### [Record excerpts]
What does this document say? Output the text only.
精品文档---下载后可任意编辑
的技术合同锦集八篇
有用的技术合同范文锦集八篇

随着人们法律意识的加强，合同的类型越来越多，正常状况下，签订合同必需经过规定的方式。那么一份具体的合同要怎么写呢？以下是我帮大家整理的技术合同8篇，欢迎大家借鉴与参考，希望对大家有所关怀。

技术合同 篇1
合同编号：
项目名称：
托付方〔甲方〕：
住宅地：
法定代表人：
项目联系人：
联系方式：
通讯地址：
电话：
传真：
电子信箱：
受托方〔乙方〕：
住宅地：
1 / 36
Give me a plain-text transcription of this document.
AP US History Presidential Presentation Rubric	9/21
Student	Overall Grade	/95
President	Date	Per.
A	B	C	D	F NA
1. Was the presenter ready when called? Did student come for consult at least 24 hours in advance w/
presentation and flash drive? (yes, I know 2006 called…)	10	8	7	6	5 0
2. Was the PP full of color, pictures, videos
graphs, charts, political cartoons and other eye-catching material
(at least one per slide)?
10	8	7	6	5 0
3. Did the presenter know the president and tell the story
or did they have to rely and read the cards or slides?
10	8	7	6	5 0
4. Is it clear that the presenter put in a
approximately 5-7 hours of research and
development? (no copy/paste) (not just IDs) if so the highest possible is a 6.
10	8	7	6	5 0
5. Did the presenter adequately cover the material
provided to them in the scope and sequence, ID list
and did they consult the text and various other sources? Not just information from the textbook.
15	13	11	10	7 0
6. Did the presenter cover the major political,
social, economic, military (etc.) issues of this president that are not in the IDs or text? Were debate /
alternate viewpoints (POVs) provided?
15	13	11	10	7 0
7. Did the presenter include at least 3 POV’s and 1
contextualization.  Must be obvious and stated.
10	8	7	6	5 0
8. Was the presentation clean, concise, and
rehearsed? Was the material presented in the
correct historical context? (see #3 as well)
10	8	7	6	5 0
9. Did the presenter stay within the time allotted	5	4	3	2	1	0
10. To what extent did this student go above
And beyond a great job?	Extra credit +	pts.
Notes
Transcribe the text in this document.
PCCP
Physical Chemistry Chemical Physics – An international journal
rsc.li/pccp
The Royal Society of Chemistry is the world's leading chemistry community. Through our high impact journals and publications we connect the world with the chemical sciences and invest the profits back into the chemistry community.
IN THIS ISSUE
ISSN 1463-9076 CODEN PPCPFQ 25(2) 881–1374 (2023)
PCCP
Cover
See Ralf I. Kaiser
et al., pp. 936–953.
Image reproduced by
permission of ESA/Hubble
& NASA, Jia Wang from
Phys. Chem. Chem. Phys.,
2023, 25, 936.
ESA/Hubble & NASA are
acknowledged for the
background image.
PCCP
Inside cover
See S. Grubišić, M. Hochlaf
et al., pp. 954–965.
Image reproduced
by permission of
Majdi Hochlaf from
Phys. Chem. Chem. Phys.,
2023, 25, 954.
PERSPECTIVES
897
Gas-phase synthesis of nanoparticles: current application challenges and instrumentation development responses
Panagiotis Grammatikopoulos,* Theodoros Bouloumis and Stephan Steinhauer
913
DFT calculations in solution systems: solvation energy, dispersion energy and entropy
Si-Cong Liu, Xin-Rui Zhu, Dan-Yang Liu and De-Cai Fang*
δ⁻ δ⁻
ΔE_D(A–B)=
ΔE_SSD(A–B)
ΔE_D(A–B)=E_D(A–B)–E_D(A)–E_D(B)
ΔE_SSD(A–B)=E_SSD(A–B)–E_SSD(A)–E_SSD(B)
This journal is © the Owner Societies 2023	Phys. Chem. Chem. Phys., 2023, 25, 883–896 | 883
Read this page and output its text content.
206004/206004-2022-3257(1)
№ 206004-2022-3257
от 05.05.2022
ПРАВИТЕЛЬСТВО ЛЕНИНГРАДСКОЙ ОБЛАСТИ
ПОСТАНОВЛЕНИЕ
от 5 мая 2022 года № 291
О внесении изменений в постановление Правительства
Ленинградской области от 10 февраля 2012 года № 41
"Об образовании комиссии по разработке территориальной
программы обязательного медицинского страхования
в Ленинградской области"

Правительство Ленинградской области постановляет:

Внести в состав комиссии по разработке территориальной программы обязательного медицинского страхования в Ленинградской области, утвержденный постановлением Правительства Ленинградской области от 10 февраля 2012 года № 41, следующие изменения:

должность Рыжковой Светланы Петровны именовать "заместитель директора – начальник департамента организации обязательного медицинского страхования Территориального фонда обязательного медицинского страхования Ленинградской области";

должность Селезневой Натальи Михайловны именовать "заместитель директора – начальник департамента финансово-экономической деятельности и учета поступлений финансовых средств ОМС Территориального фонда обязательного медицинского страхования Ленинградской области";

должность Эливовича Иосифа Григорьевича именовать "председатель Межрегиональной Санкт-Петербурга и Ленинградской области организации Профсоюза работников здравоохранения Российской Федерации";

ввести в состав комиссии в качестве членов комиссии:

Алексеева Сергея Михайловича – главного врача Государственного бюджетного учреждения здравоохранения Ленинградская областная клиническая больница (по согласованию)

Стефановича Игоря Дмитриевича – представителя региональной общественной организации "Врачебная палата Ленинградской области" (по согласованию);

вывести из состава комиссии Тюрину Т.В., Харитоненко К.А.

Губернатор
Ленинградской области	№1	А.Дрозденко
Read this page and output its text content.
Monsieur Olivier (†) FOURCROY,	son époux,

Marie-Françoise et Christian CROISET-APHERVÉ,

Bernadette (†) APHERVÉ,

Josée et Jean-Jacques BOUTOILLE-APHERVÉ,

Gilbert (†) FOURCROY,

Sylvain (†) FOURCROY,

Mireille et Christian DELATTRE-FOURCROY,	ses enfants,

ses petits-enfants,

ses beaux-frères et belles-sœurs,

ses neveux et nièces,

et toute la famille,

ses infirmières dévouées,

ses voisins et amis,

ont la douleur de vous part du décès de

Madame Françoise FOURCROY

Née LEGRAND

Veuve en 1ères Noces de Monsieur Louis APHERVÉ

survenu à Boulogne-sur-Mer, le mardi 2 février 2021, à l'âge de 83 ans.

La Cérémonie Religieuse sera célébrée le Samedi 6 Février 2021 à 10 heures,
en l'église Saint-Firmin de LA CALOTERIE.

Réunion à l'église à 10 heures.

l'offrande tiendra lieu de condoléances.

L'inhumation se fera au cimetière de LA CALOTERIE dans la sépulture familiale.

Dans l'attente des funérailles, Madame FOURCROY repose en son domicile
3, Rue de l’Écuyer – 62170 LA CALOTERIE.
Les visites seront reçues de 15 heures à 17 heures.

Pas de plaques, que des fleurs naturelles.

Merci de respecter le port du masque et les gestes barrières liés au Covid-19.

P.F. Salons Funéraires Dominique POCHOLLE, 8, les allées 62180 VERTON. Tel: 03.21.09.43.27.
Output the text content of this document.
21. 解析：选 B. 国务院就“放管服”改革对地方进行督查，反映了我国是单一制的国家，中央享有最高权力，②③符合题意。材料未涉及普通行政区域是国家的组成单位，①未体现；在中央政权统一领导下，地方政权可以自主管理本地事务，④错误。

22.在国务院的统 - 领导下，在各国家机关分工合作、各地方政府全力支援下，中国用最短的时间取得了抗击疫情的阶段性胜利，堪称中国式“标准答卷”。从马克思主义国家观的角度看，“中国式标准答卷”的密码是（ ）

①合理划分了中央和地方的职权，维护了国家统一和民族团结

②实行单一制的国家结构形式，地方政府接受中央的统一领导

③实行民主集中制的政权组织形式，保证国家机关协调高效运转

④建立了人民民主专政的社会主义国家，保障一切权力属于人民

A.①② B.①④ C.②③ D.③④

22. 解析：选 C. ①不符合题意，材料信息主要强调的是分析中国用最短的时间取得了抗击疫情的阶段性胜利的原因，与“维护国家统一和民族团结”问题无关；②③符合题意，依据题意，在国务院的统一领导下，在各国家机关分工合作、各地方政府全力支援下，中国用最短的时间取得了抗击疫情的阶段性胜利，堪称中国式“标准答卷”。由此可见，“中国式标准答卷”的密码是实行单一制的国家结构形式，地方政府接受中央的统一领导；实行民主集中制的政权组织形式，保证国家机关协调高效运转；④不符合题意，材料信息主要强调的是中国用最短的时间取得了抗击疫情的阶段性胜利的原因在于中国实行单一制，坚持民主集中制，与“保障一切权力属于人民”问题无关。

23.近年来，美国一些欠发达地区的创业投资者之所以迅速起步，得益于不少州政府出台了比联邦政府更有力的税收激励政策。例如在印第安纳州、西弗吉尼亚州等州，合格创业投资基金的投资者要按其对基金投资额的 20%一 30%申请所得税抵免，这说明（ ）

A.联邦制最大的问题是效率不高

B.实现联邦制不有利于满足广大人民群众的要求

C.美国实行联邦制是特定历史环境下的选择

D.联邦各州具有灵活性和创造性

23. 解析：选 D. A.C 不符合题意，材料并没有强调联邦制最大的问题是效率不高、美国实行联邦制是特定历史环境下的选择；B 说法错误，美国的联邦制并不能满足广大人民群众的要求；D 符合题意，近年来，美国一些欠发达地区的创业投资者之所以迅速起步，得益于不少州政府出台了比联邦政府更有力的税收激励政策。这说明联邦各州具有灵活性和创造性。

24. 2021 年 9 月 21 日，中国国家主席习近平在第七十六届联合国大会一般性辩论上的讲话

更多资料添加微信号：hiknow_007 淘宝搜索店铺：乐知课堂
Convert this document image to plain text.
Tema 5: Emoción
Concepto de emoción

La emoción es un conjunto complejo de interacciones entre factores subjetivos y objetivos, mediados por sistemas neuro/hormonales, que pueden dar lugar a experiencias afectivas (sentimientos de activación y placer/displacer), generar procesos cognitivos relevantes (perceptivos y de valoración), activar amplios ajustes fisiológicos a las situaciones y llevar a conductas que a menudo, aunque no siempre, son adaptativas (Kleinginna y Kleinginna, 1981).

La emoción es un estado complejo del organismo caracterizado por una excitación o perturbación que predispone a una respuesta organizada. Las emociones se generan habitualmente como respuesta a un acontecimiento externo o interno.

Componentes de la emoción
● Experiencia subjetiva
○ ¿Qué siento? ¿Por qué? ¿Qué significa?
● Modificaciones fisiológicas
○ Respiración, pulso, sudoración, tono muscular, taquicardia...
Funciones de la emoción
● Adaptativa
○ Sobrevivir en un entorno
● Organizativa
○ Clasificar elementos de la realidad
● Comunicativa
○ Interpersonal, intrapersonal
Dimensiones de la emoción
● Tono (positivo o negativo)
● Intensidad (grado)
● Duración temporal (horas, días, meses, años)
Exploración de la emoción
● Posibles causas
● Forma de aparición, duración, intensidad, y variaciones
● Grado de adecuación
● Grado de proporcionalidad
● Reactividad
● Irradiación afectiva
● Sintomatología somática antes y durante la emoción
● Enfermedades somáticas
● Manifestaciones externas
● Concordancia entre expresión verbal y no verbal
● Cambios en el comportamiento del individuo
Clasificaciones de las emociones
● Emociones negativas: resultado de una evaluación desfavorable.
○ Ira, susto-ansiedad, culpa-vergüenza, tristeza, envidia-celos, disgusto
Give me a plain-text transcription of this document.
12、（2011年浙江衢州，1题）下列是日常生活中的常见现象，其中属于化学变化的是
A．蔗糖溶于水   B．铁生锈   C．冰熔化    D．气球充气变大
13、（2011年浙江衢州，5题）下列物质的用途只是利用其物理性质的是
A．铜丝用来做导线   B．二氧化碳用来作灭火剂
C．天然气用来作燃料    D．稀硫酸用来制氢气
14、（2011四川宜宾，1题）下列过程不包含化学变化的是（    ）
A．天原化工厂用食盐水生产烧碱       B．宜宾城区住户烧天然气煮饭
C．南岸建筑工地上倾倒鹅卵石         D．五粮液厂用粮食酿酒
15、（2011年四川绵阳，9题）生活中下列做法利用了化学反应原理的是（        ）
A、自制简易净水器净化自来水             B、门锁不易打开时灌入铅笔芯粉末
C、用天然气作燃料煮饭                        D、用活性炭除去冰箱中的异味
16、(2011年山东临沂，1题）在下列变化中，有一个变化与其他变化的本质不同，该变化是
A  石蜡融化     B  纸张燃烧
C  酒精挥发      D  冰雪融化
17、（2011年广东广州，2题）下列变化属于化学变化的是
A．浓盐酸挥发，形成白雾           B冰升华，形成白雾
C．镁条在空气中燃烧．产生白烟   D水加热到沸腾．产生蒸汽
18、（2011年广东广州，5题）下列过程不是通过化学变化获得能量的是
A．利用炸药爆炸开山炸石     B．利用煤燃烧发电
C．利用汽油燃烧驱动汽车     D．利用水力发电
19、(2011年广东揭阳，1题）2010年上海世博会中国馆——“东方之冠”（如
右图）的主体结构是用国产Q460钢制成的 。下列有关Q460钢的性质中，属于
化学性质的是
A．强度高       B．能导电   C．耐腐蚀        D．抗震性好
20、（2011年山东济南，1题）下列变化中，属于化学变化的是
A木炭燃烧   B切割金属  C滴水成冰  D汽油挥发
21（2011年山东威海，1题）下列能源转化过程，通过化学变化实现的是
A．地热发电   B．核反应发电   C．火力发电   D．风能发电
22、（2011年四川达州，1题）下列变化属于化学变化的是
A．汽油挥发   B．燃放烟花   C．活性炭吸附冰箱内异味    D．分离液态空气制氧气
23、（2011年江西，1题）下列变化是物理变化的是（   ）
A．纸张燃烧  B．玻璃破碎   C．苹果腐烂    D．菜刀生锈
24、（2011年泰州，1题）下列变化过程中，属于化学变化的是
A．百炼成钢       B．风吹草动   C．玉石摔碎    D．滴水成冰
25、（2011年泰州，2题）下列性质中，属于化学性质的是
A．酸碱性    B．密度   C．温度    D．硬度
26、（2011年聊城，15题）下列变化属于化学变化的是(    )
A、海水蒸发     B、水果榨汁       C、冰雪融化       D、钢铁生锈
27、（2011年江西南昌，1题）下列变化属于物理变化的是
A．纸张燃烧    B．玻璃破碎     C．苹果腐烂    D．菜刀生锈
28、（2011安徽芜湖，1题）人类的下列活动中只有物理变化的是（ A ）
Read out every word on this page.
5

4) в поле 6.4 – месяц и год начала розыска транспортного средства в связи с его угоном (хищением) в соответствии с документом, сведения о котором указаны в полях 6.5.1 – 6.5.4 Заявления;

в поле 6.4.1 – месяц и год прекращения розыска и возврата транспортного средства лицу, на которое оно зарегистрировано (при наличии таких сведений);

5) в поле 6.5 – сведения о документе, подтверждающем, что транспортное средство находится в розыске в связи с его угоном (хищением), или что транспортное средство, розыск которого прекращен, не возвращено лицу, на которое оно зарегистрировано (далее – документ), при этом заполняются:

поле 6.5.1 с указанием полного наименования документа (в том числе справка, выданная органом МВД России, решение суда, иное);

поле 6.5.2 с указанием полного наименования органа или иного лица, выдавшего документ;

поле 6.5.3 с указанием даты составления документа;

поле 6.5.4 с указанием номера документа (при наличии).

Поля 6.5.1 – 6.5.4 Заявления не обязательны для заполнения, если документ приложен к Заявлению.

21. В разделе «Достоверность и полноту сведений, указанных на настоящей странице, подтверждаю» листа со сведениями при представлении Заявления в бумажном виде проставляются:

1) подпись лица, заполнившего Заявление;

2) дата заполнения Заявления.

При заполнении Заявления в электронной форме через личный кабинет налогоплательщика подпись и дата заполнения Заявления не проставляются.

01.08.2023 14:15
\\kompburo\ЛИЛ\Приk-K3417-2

### [Task brief]
Select the lines that carry the string "года" and copy them.

### [Worked solution]
от 5 мая 2022 года № 291
Ленинградской области от 10 февраля 2012 года № 41
Внести в состав комиссии по разработке территориальной программы обязательного медицинского страхования в Ленинградской области, утвержденный постановлением Правительства Ленинградской области от 10 февраля 2012 года № 41, следующие изменения:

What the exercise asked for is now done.